■ Goal of the exercise:
Lines that contain the string "menu" are to be copied; leave out all others.

******************************

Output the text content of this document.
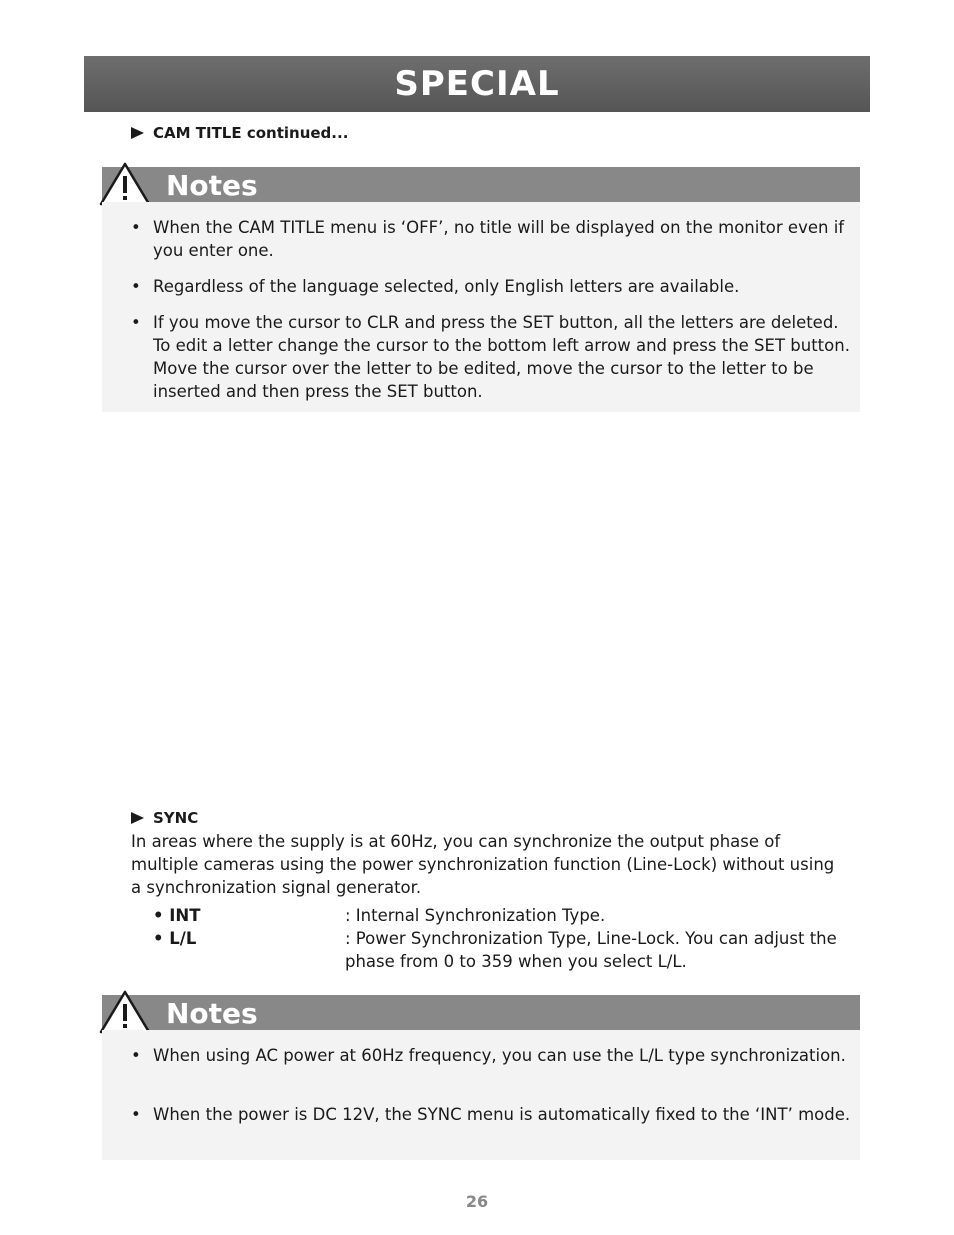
SPECIAL
CAM TITLE continued...
Notes
• When the CAM TITLE menu is ‘OFF’, no title will be displayed on the monitor even if you enter one.
• Regardless of the language selected, only English letters are available.
• If you move the cursor to CLR and press the SET button, all the letters are deleted. To edit a letter change the cursor to the bottom left arrow and press the SET button. Move the cursor over the letter to be edited, move the cursor to the letter to be inserted and then press the SET button.
SYNC
In areas where the supply is at 60Hz, you can synchronize the output phase of multiple cameras using the power synchronization function (Line-Lock) without using a synchronization signal generator.
• INT	: Internal Synchronization Type.
• L/L	: Power Synchronization Type, Line-Lock. You can adjust the phase from 0 to 359 when you select L/L.
Notes
• When using AC power at 60Hz frequency, you can use the L/L type synchronization.
• When the power is DC 12V, the SYNC menu is automatically fixed to the ‘INT’ mode.
26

******************************

■ Answer to the exercise:
• When the CAM TITLE menu is ‘OFF’, no title will be displayed on the monitor even if you enter one.
• When the power is DC 12V, the SYNC menu is automatically fixed to the ‘INT’ mode.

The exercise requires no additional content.